Set problem> Keep the images out and copy every entry below exactly.

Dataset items
------------------------------
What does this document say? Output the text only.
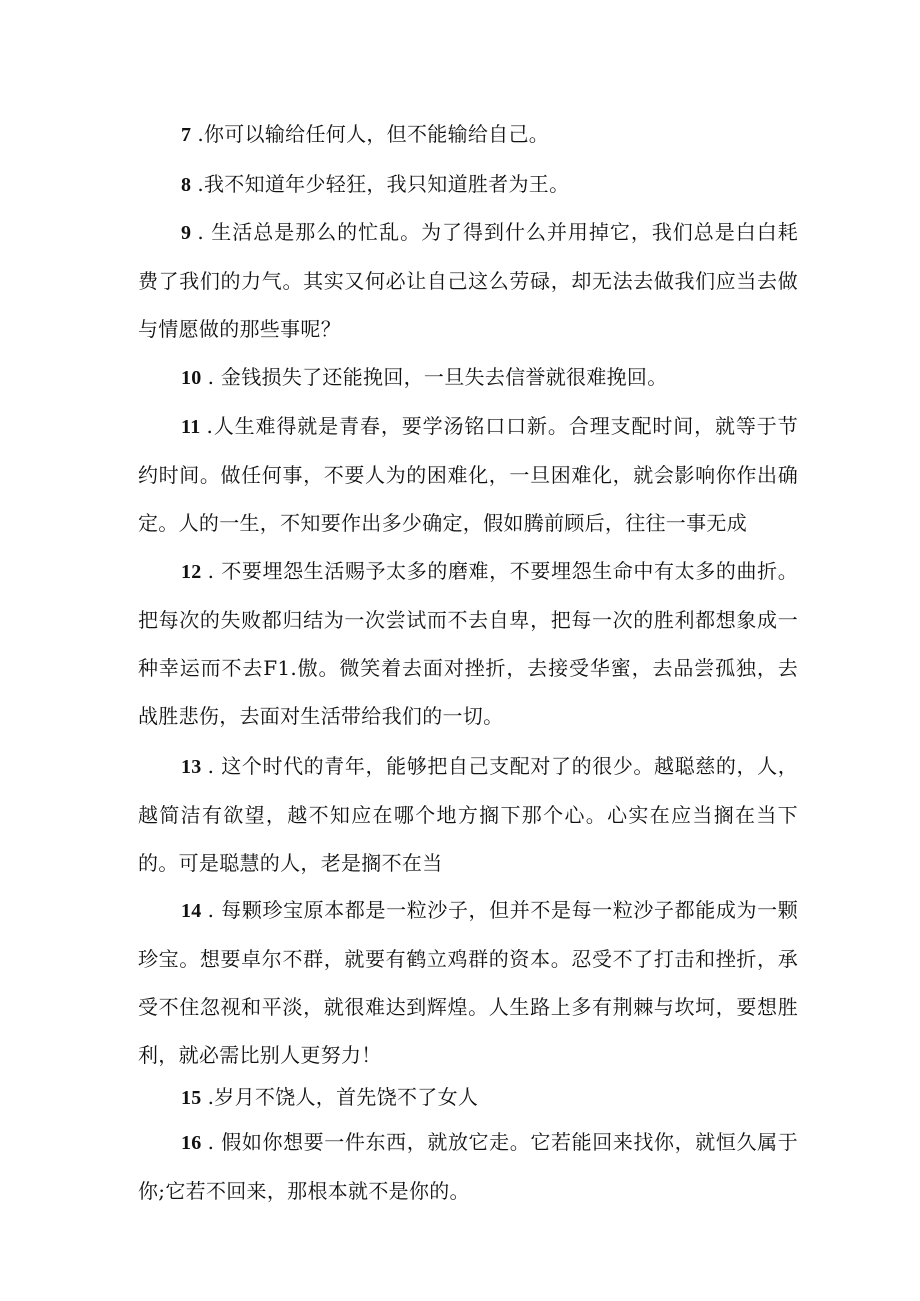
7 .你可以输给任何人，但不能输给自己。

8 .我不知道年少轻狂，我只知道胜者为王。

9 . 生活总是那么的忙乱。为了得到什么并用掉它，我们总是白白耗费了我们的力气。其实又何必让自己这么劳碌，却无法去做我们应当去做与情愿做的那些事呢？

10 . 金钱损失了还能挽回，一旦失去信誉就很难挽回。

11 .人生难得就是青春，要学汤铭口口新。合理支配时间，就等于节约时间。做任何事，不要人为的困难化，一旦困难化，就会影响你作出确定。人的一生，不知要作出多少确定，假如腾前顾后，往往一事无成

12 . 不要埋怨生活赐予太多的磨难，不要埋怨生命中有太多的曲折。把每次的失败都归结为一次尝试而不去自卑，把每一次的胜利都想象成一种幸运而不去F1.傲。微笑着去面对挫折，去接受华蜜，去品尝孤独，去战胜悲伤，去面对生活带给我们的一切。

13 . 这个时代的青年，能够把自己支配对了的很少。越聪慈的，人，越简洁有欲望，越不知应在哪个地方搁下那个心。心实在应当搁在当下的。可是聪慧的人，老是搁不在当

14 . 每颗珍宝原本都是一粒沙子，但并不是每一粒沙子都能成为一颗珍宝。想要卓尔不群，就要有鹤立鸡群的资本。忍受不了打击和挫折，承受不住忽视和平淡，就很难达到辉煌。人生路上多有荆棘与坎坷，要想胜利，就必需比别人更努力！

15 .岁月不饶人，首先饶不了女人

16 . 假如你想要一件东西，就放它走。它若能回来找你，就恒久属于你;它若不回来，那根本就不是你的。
------------------------------
Correct response>
What does this document say? Output the text only.
7 .你可以输给任何人，但不能输给自己。

8 .我不知道年少轻狂，我只知道胜者为王。

9 . 生活总是那么的忙乱。为了得到什么并用掉它，我们总是白白耗费了我们的力气。其实又何必让自己这么劳碌，却无法去做我们应当去做与情愿做的那些事呢？

10 . 金钱损失了还能挽回，一旦失去信誉就很难挽回。

11 .人生难得就是青春，要学汤铭口口新。合理支配时间，就等于节约时间。做任何事，不要人为的困难化，一旦困难化，就会影响你作出确定。人的一生，不知要作出多少确定，假如腾前顾后，往往一事无成

12 . 不要埋怨生活赐予太多的磨难，不要埋怨生命中有太多的曲折。把每次的失败都归结为一次尝试而不去自卑，把每一次的胜利都想象成一种幸运而不去F1.傲。微笑着去面对挫折，去接受华蜜，去品尝孤独，去战胜悲伤，去面对生活带给我们的一切。

13 . 这个时代的青年，能够把自己支配对了的很少。越聪慈的，人，越简洁有欲望，越不知应在哪个地方搁下那个心。心实在应当搁在当下的。可是聪慧的人，老是搁不在当

14 . 每颗珍宝原本都是一粒沙子，但并不是每一粒沙子都能成为一颗珍宝。想要卓尔不群，就要有鹤立鸡群的资本。忍受不了打击和挫折，承受不住忽视和平淡，就很难达到辉煌。人生路上多有荆棘与坎坷，要想胜利，就必需比别人更努力！

15 .岁月不饶人，首先饶不了女人

16 . 假如你想要一件东西，就放它走。它若能回来找你，就恒久属于你;它若不回来，那根本就不是你的。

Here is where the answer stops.